[GIVEN REQUEST]
Recast every line of the material below as a numbered list, omitting blank lines and leaving the pictures out of your answer.

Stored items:
******

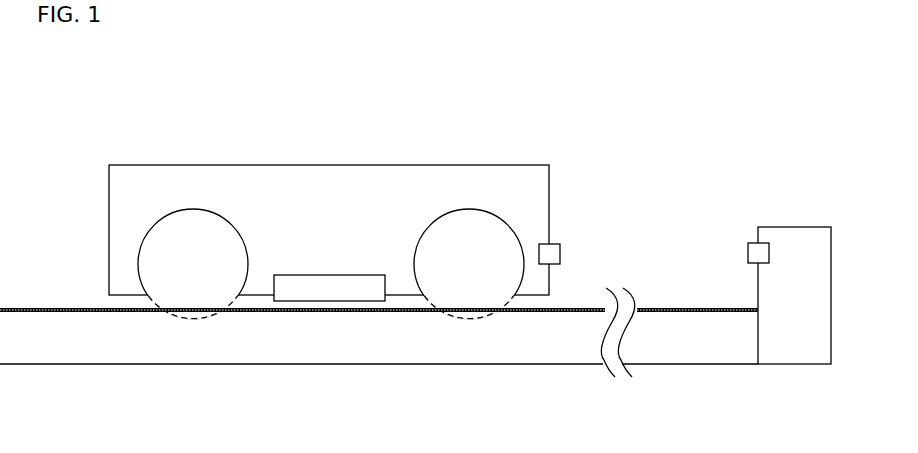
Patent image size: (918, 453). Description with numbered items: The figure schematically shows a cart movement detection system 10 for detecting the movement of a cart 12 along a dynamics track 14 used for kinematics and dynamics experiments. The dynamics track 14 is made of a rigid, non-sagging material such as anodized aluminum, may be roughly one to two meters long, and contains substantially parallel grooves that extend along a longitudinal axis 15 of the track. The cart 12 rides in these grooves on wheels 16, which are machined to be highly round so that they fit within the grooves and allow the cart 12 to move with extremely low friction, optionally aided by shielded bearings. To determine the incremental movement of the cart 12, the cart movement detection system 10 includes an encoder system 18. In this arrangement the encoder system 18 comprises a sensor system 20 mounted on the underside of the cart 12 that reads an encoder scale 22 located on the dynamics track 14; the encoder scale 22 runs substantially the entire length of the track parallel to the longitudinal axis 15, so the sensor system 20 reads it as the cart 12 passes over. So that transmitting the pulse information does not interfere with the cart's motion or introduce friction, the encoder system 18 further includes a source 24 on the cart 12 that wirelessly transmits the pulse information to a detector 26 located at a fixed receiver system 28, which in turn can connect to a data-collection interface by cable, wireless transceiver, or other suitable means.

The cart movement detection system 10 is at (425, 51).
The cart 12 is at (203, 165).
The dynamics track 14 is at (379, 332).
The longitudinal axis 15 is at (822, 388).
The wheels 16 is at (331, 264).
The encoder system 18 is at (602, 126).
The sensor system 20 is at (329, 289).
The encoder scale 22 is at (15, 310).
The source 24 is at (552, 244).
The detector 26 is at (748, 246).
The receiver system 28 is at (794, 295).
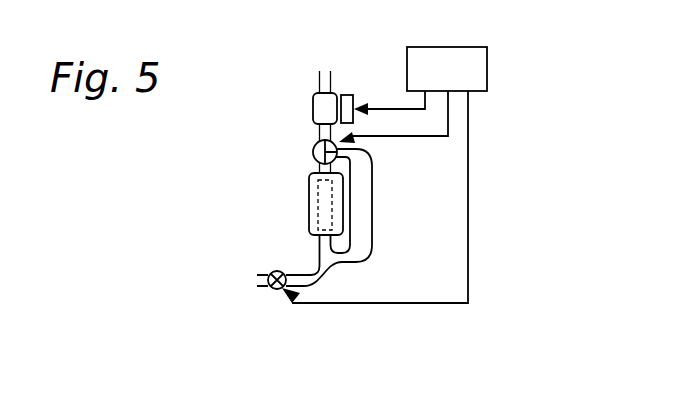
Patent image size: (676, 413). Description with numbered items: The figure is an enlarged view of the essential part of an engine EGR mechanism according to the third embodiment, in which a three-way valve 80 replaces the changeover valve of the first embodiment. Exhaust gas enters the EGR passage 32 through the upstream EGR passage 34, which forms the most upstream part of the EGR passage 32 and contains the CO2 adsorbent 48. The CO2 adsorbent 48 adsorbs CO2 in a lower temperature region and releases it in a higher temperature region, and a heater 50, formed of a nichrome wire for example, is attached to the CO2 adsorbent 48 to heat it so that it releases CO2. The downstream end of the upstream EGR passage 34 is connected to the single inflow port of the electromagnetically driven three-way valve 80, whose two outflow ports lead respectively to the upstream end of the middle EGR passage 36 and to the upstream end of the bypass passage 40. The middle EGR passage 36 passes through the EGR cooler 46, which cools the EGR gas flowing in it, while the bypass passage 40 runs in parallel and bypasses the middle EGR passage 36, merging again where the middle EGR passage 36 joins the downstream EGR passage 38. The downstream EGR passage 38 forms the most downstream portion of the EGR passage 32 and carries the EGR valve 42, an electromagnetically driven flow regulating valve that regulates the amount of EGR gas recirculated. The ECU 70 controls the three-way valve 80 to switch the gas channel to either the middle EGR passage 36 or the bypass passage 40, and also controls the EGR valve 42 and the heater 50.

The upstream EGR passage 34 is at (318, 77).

******

[RESPONSE TO THE TASK]
1. Patent image size: (918, 453). Description with numbered items: The figure schematically shows a cart movement detection system 10 for detecting the movement of a cart 12 along a dynamics track 14 used for kinematics and dynamics experiments. The dynamics track 14 is made of a rigid, non-sagging material such as anodized aluminum, may be roughly one to two meters long, and contains substantially parallel grooves that extend along a longitudinal axis 15 of the track. The cart 12 rides in these grooves on wheels 16, which are machined to be highly round so that they fit within the grooves and allow the cart 12 to move with extremely low friction, optionally aided by shielded bearings. To determine the incremental movement of the cart 12, the cart movement detection system 10 includes an encoder system 18. In this arrangement the encoder system 18 comprises a sensor system 20 mounted on the underside of the cart 12 that reads an encoder scale 22 located on the dynamics track 14; the encoder scale 22 runs substantially the entire length of the track parallel to the longitudinal axis 15, so the sensor system 20 reads it as the cart 12 passes over. So that transmitting the pulse information does not interfere with the cart's motion or introduce friction, the encoder system 18 further includes a source 24 on the cart 12 that wirelessly transmits the pulse information to a detector 26 located at a fixed receiver system 28, which in turn can connect to a data-collection interface by cable, wireless transceiver, or other suitable means.
2. The cart movement detection system 10 is at (425, 51).
3. The cart 12 is at (203, 165).
4. The dynamics track 14 is at (379, 332).
5. The longitudinal axis 15 is at (822, 388).
6. The wheels 16 is at (331, 264).
7. The encoder system 18 is at (602, 126).
8. The sensor system 20 is at (329, 289).
9. The encoder scale 22 is at (15, 310).
10. The source 24 is at (552, 244).
11. The detector 26 is at (748, 246).
12. The receiver system 28 is at (794, 295).
13. Patent image size: (676, 413). Description with numbered items: The figure is an enlarged view of the essential part of an engine EGR mechanism according to the third embodiment, in which a three-way valve 80 replaces the changeover valve of the first embodiment. Exhaust gas enters the EGR passage 32 through the upstream EGR passage 34, which forms the most upstream part of the EGR passage 32 and contains the CO2 adsorbent 48. The CO2 adsorbent 48 adsorbs CO2 in a lower temperature region and releases it in a higher temperature region, and a heater 50, formed of a nichrome wire for example, is attached to the CO2 adsorbent 48 to heat it so that it releases CO2. The downstream end of the upstream EGR passage 34 is connected to the single inflow port of the electromagnetically driven three-way valve 80, whose two outflow ports lead respectively to the upstream end of the middle EGR passage 36 and to the upstream end of the bypass passage 40. The middle EGR passage 36 passes through the EGR cooler 46, which cools the EGR gas flowing in it, while the bypass passage 40 runs in parallel and bypasses the middle EGR passage 36, merging again where the middle EGR passage 36 joins the downstream EGR passage 38. The downstream EGR passage 38 forms the most downstream portion of the EGR passage 32 and carries the EGR valve 42, an electromagnetically driven flow regulating valve that regulates the amount of EGR gas recirculated. The ECU 70 controls the three-way valve 80 to switch the gas channel to either the middle EGR passage 36 or the bypass passage 40, and also controls the EGR valve 42 and the heater 50.
14. The upstream EGR passage 34 is at (318, 77).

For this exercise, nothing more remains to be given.